To be done: Search the listing for the string "performance" and copy every line that contains it.

Input:

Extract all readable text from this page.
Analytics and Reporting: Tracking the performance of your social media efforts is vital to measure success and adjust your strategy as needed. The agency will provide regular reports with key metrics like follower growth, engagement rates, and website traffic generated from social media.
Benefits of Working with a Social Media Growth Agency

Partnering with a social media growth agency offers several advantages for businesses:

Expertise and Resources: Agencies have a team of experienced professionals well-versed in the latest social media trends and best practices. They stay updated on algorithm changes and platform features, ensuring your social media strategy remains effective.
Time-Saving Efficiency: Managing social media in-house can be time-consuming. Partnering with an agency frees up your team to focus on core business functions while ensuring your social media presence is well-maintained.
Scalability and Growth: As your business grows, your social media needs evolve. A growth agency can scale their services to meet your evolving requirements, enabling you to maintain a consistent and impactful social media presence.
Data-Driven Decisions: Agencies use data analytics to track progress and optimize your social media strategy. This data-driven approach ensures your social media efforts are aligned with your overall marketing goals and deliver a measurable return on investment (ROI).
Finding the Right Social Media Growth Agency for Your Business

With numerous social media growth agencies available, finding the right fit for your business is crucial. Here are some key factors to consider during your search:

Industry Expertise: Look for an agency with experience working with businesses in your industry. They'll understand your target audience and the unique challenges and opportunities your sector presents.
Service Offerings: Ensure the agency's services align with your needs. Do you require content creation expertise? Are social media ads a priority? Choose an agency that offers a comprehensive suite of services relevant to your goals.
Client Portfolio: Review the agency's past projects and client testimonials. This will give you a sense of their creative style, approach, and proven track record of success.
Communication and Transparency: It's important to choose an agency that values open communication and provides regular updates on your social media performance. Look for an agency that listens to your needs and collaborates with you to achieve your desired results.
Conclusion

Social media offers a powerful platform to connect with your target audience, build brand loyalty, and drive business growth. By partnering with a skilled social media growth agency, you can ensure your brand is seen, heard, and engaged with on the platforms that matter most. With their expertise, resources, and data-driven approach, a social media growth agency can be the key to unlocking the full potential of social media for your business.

Written solution:
Analytics and Reporting: Tracking the performance of your social media efforts is vital to measure success and adjust your strategy as needed. The agency will provide regular reports with key metrics like follower growth, engagement rates, and website traffic generated from social media.
Communication and Transparency: It's important to choose an agency that values open communication and provides regular updates on your social media performance. Look for an agency that listens to your needs and collaborates with you to achieve your desired results.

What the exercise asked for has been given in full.